| Work required |
Will you write out all the entries below exactly?

| Listed entries |
# # #
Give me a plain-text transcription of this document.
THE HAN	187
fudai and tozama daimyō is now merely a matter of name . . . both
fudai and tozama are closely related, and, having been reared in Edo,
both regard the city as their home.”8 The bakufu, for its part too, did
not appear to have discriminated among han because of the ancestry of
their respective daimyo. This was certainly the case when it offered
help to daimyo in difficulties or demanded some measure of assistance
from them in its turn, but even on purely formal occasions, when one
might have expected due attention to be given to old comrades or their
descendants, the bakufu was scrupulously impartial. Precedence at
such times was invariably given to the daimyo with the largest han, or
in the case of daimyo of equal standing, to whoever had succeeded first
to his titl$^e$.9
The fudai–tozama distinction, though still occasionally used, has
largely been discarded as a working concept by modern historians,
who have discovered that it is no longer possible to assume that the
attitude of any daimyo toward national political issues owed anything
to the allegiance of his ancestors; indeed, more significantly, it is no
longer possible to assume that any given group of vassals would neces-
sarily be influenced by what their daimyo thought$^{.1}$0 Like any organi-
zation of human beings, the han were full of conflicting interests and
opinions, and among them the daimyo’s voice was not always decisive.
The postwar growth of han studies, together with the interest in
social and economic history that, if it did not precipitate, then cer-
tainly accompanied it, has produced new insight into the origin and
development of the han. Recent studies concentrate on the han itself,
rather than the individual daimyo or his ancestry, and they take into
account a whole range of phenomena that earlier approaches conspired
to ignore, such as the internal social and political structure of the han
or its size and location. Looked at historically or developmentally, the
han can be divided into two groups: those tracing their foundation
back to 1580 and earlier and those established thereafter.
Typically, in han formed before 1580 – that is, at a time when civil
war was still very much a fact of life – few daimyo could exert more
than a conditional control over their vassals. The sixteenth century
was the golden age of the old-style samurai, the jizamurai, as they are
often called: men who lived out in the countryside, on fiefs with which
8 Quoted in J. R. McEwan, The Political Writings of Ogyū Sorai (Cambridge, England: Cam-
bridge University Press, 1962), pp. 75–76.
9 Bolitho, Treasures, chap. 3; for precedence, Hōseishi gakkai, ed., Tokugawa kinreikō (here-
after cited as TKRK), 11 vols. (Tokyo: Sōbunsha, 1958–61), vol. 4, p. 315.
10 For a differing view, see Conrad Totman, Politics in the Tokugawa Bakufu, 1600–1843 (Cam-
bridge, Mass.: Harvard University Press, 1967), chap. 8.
# # #
| Result |
Give me a plain-text transcription of this document.
THE HAN	187
fudai and tozama daimyō is now merely a matter of name . . . both
fudai and tozama are closely related, and, having been reared in Edo,
both regard the city as their home.”8 The bakufu, for its part too, did
not appear to have discriminated among han because of the ancestry of
their respective daimyo. This was certainly the case when it offered
help to daimyo in difficulties or demanded some measure of assistance
from them in its turn, but even on purely formal occasions, when one
might have expected due attention to be given to old comrades or their
descendants, the bakufu was scrupulously impartial. Precedence at
such times was invariably given to the daimyo with the largest han, or
in the case of daimyo of equal standing, to whoever had succeeded first
to his titl$^e$.9
The fudai–tozama distinction, though still occasionally used, has
largely been discarded as a working concept by modern historians,
who have discovered that it is no longer possible to assume that the
attitude of any daimyo toward national political issues owed anything
to the allegiance of his ancestors; indeed, more significantly, it is no
longer possible to assume that any given group of vassals would neces-
sarily be influenced by what their daimyo thought$^{.1}$0 Like any organi-
zation of human beings, the han were full of conflicting interests and
opinions, and among them the daimyo’s voice was not always decisive.
The postwar growth of han studies, together with the interest in
social and economic history that, if it did not precipitate, then cer-
tainly accompanied it, has produced new insight into the origin and
development of the han. Recent studies concentrate on the han itself,
rather than the individual daimyo or his ancestry, and they take into
account a whole range of phenomena that earlier approaches conspired
to ignore, such as the internal social and political structure of the han
or its size and location. Looked at historically or developmentally, the
han can be divided into two groups: those tracing their foundation
back to 1580 and earlier and those established thereafter.
Typically, in han formed before 1580 – that is, at a time when civil
war was still very much a fact of life – few daimyo could exert more
than a conditional control over their vassals. The sixteenth century
was the golden age of the old-style samurai, the jizamurai, as they are
often called: men who lived out in the countryside, on fiefs with which
8 Quoted in J. R. McEwan, The Political Writings of Ogyū Sorai (Cambridge, England: Cam-
bridge University Press, 1962), pp. 75–76.
9 Bolitho, Treasures, chap. 3; for precedence, Hōseishi gakkai, ed., Tokugawa kinreikō (here-
after cited as TKRK), 11 vols. (Tokyo: Sōbunsha, 1958–61), vol. 4, p. 315.
10 For a differing view, see Conrad Totman, Politics in the Tokugawa Bakufu, 1600–1843 (Cam-
bridge, Mass.: Harvard University Press, 1967), chap. 8.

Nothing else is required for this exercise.